• _TASK_:
Count the lines of data below that include "Vitamin". Provide only the number.

• _THE INPUT_:
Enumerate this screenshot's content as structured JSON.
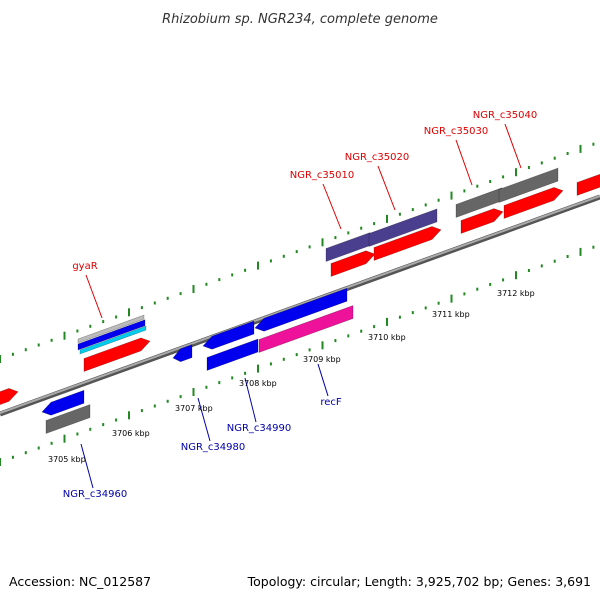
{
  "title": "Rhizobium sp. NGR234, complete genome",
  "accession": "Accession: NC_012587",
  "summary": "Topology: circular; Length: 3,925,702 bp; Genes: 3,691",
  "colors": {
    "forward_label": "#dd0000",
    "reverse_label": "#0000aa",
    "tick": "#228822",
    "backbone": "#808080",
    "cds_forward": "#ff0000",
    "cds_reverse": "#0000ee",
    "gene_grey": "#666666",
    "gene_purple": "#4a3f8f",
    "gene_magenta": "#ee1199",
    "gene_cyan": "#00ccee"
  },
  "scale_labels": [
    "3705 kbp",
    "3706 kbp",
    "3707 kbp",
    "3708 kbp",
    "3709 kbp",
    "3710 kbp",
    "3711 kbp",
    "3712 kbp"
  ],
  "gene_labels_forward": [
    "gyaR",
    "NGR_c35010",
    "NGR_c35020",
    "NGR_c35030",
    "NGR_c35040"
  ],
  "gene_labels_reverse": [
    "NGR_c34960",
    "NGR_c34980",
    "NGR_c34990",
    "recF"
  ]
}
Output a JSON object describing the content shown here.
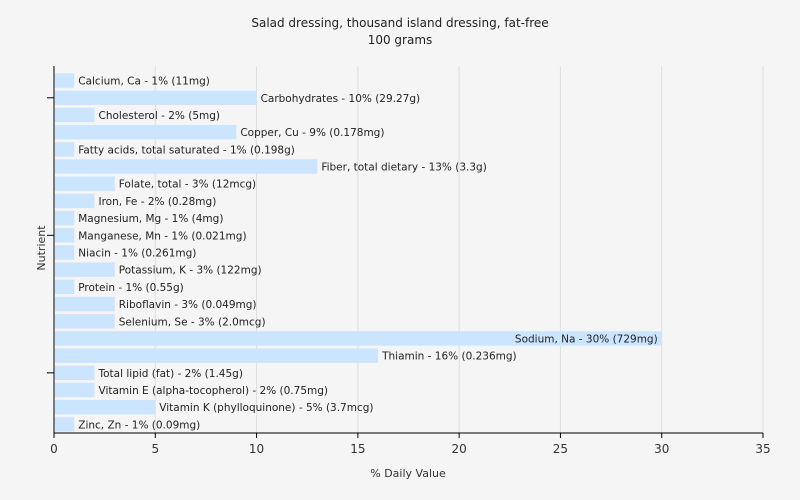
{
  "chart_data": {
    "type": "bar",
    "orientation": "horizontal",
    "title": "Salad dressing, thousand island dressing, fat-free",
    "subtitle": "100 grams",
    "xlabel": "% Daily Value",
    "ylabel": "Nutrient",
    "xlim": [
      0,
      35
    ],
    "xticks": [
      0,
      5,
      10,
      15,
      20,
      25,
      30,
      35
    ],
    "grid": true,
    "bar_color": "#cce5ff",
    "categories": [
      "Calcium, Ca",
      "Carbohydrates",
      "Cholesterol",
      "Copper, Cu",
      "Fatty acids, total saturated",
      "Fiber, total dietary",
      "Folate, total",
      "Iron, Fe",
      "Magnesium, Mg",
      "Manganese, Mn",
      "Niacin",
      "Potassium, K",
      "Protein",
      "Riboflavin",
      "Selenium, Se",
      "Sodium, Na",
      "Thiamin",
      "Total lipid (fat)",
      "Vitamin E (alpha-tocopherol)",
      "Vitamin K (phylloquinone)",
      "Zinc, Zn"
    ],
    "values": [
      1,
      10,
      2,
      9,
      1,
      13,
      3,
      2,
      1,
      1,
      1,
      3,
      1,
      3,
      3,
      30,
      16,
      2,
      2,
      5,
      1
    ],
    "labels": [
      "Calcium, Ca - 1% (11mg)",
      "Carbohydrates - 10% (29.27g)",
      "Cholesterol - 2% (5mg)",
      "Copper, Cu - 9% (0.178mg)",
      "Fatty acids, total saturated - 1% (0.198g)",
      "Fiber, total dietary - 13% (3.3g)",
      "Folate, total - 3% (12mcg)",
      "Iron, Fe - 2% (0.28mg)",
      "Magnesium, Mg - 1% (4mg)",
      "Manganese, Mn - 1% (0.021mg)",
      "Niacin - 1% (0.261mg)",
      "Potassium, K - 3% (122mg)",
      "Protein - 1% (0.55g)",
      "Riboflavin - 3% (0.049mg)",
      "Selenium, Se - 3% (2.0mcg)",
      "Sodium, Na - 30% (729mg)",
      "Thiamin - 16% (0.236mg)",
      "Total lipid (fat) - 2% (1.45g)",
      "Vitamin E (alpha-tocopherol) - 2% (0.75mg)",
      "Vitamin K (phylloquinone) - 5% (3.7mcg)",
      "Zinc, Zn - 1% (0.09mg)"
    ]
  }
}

• _YOUR RESPONSE_:
4